Recorded data:
::::::

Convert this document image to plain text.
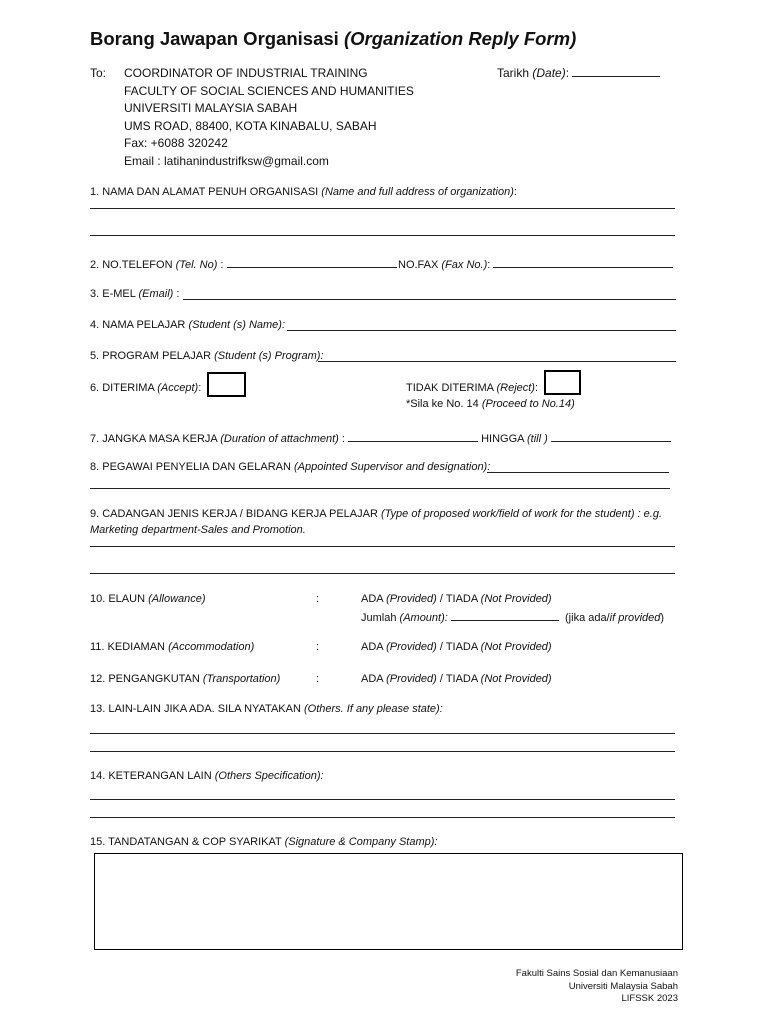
Borang Jawapan Organisasi (Organization Reply Form)
To: COORDINATOR OF INDUSTRIAL TRAINING
FACULTY OF SOCIAL SCIENCES AND HUMANITIES
UNIVERSITI MALAYSIA SABAH
UMS ROAD, 88400, KOTA KINABALU, SABAH
Fax: +6088 320242
Email : latihanindustrifksw@gmail.com
Tarikh (Date):
1. NAMA DAN ALAMAT PENUH ORGANISASI (Name and full address of organization):
2. NO.TELEFON (Tel. No) :	NO.FAX (Fax No.):
3. E-MEL (Email) :
4. NAMA PELAJAR (Student (s) Name):
5. PROGRAM PELAJAR (Student (s) Program):
6. DITERIMA (Accept):	TIDAK DITERIMA (Reject):
*Sila ke No. 14 (Proceed to No.14)
7. JANGKA MASA KERJA (Duration of attachment) :	HINGGA (till )
8. PEGAWAI PENYELIA DAN GELARAN (Appointed Supervisor and designation):
9. CADANGAN JENIS KERJA / BIDANG KERJA PELAJAR (Type of proposed work/field of work for the student) : e.g.
Marketing department-Sales and Promotion.
10. ELAUN (Allowance)	:	ADA (Provided) / TIADA (Not Provided)
Jumlah (Amount):	(jika ada/if provided)
11. KEDIAMAN (Accommodation)	:	ADA (Provided) / TIADA (Not Provided)
12. PENGANGKUTAN (Transportation)	:	ADA (Provided) / TIADA (Not Provided)
13. LAIN-LAIN JIKA ADA. SILA NYATAKAN (Others. If any please state):
14. KETERANGAN LAIN (Others Specification):
15. TANDATANGAN & COP SYARIKAT (Signature & Company Stamp):
Fakulti Sains Sosial dan Kemanusiaan
Universiti Malaysia Sabah
LIFSSK 2023
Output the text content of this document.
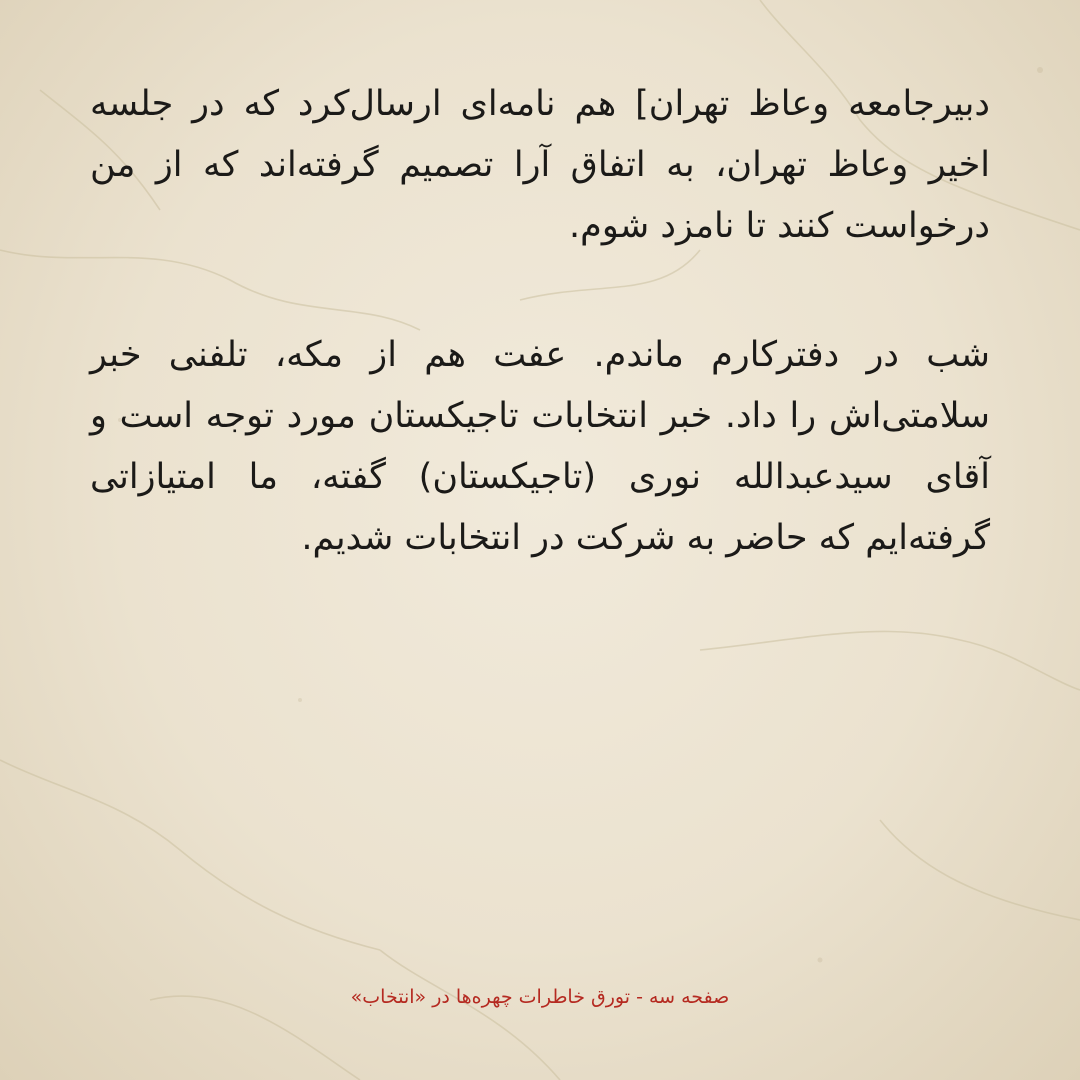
دبیرجامعه وعاظ تهران] هم نامه‌ای ارسال‌کرد که در جلسه اخیر وعاظ تهران، به اتفاق آرا تصمیم گرفته‌اند که از من درخواست کنند تا نامزد شوم.

شب در دفترکارم ماندم. عفت هم از مکه، تلفنی خبر سلامتی‌اش را داد. خبر انتخابات تاجیکستان مورد توجه است و آقای سیدعبدالله نوری (تاجیکستان) گفته، ما امتیازاتی گرفته‌ایم که حاضر به شرکت در انتخابات شدیم.

صفحه سه - تورق خاطرات چهره‌ها در «انتخاب»
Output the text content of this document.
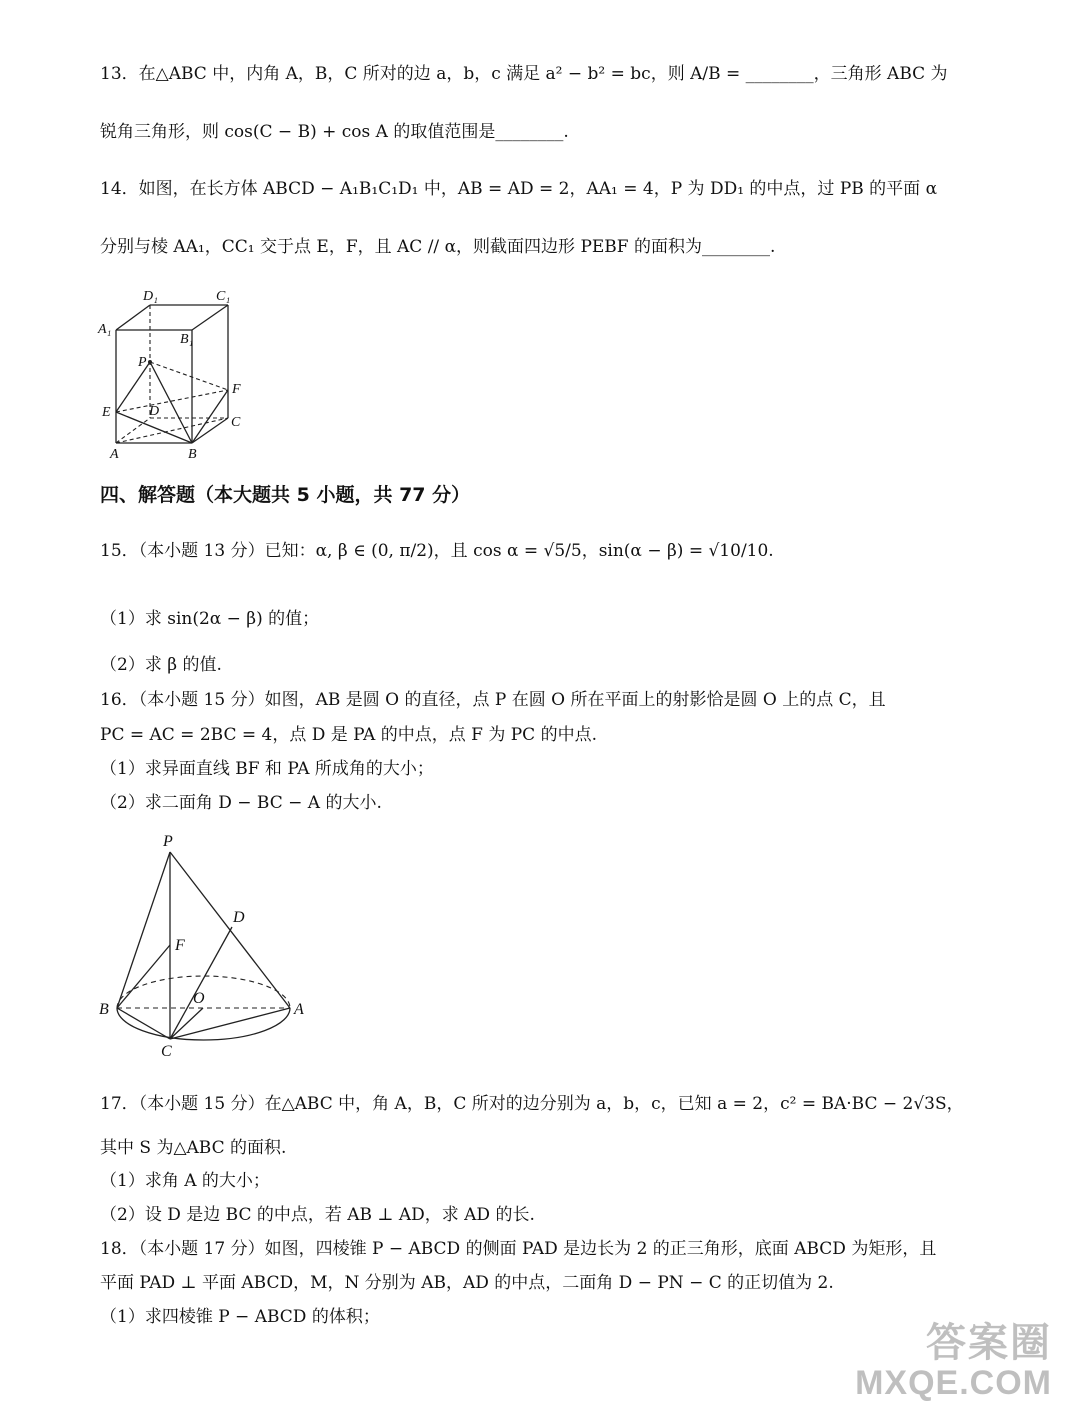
13．在△ABC 中，内角 A，B，C 所对的边 a，b，c 满足 a² − b² = bc，则 A/B = ________，三角形 ABC 为
锐角三角形，则 cos(C − B) + cos A 的取值范围是________.
14．如图，在长方体 ABCD − A₁B₁C₁D₁ 中，AB = AD = 2，AA₁ = 4，P 为 DD₁ 的中点，过 PB 的平面 α
分别与棱 AA₁，CC₁ 交于点 E，F，且 AC // α，则截面四边形 PEBF 的面积为________.
D₁	C₁
A₁
B₁
P
F
E	D
C
A	B
四、解答题（本大题共 5 小题，共 77 分）
15．（本小题 13 分）已知：α, β ∈ (0, π/2)，且 cos α = √5/5，sin(α − β) = √10/10.
（1）求 sin(2α − β) 的值；
（2）求 β 的值.
16．（本小题 15 分）如图，AB 是圆 O 的直径，点 P 在圆 O 所在平面上的射影恰是圆 O 上的点 C，且
PC = AC = 2BC = 4，点 D 是 PA 的中点，点 F 为 PC 的中点.
（1）求异面直线 BF 和 PA 所成角的大小；
（2）求二面角 D − BC − A 的大小.
P
D
F
O
B	A
C
17．（本小题 15 分）在△ABC 中，角 A，B，C 所对的边分别为 a，b，c，已知 a = 2，c² = BA·BC − 2√3S，
其中 S 为△ABC 的面积.
（1）求角 A 的大小；
（2）设 D 是边 BC 的中点，若 AB ⊥ AD，求 AD 的长.
18．（本小题 17 分）如图，四棱锥 P − ABCD 的侧面 PAD 是边长为 2 的正三角形，底面 ABCD 为矩形，且
平面 PAD ⊥ 平面 ABCD，M，N 分别为 AB，AD 的中点，二面角 D − PN − C 的正切值为 2.
（1）求四棱锥 P − ABCD 的体积；
答案圈
MXQE.COM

::::::

WHAT THE EXERCISE ASKS
Extract the entries in full, exactly as they are, minus the pictures.

COMPLETE OUTPUT
Convert this document image to plain text.
Borang Jawapan Organisasi (Organization Reply Form)
To: COORDINATOR OF INDUSTRIAL TRAINING
FACULTY OF SOCIAL SCIENCES AND HUMANITIES
UNIVERSITI MALAYSIA SABAH
UMS ROAD, 88400, KOTA KINABALU, SABAH
Fax: +6088 320242
Email : latihanindustrifksw@gmail.com
Tarikh (Date):
1. NAMA DAN ALAMAT PENUH ORGANISASI (Name and full address of organization):
2. NO.TELEFON (Tel. No) :	NO.FAX (Fax No.):
3. E-MEL (Email) :
4. NAMA PELAJAR (Student (s) Name):
5. PROGRAM PELAJAR (Student (s) Program):
6. DITERIMA (Accept):	TIDAK DITERIMA (Reject):
*Sila ke No. 14 (Proceed to No.14)
7. JANGKA MASA KERJA (Duration of attachment) :	HINGGA (till )
8. PEGAWAI PENYELIA DAN GELARAN (Appointed Supervisor and designation):
9. CADANGAN JENIS KERJA / BIDANG KERJA PELAJAR (Type of proposed work/field of work for the student) : e.g.
Marketing department-Sales and Promotion.
10. ELAUN (Allowance)	:	ADA (Provided) / TIADA (Not Provided)
Jumlah (Amount):	(jika ada/if provided)
11. KEDIAMAN (Accommodation)	:	ADA (Provided) / TIADA (Not Provided)
12. PENGANGKUTAN (Transportation)	:	ADA (Provided) / TIADA (Not Provided)
13. LAIN-LAIN JIKA ADA. SILA NYATAKAN (Others. If any please state):
14. KETERANGAN LAIN (Others Specification):
15. TANDATANGAN & COP SYARIKAT (Signature & Company Stamp):
Fakulti Sains Sosial dan Kemanusiaan
Universiti Malaysia Sabah
LIFSSK 2023
Output the text content of this document.
دبیرجامعه وعاظ تهران] هم نامه‌ای ارسال‌کرد که در جلسه اخیر وعاظ تهران، به اتفاق آرا تصمیم گرفته‌اند که از من درخواست کنند تا نامزد شوم.

شب در دفترکارم ماندم. عفت هم از مکه، تلفنی خبر سلامتی‌اش را داد. خبر انتخابات تاجیکستان مورد توجه است و آقای سیدعبدالله نوری (تاجیکستان) گفته، ما امتیازاتی گرفته‌ایم که حاضر به شرکت در انتخابات شدیم.

صفحه سه - تورق خاطرات چهره‌ها در «انتخاب»
Output the text content of this document.
13．在△ABC 中，内角 A，B，C 所对的边 a，b，c 满足 a² − b² = bc，则 A/B = ________，三角形 ABC 为
锐角三角形，则 cos(C − B) + cos A 的取值范围是________.
14．如图，在长方体 ABCD − A₁B₁C₁D₁ 中，AB = AD = 2，AA₁ = 4，P 为 DD₁ 的中点，过 PB 的平面 α
分别与棱 AA₁，CC₁ 交于点 E，F，且 AC // α，则截面四边形 PEBF 的面积为________.
D₁	C₁
A₁
B₁
P
F
E	D
C
A	B
四、解答题（本大题共 5 小题，共 77 分）
15．（本小题 13 分）已知：α, β ∈ (0, π/2)，且 cos α = √5/5，sin(α − β) = √10/10.
（1）求 sin(2α − β) 的值；
（2）求 β 的值.
16．（本小题 15 分）如图，AB 是圆 O 的直径，点 P 在圆 O 所在平面上的射影恰是圆 O 上的点 C，且
PC = AC = 2BC = 4，点 D 是 PA 的中点，点 F 为 PC 的中点.
（1）求异面直线 BF 和 PA 所成角的大小；
（2）求二面角 D − BC − A 的大小.
P
D
F
O
B	A
C
17．（本小题 15 分）在△ABC 中，角 A，B，C 所对的边分别为 a，b，c，已知 a = 2，c² = BA·BC − 2√3S，
其中 S 为△ABC 的面积.
（1）求角 A 的大小；
（2）设 D 是边 BC 的中点，若 AB ⊥ AD，求 AD 的长.
18．（本小题 17 分）如图，四棱锥 P − ABCD 的侧面 PAD 是边长为 2 的正三角形，底面 ABCD 为矩形，且
平面 PAD ⊥ 平面 ABCD，M，N 分别为 AB，AD 的中点，二面角 D − PN − C 的正切值为 2.
（1）求四棱锥 P − ABCD 的体积；
答案圈
MXQE.COM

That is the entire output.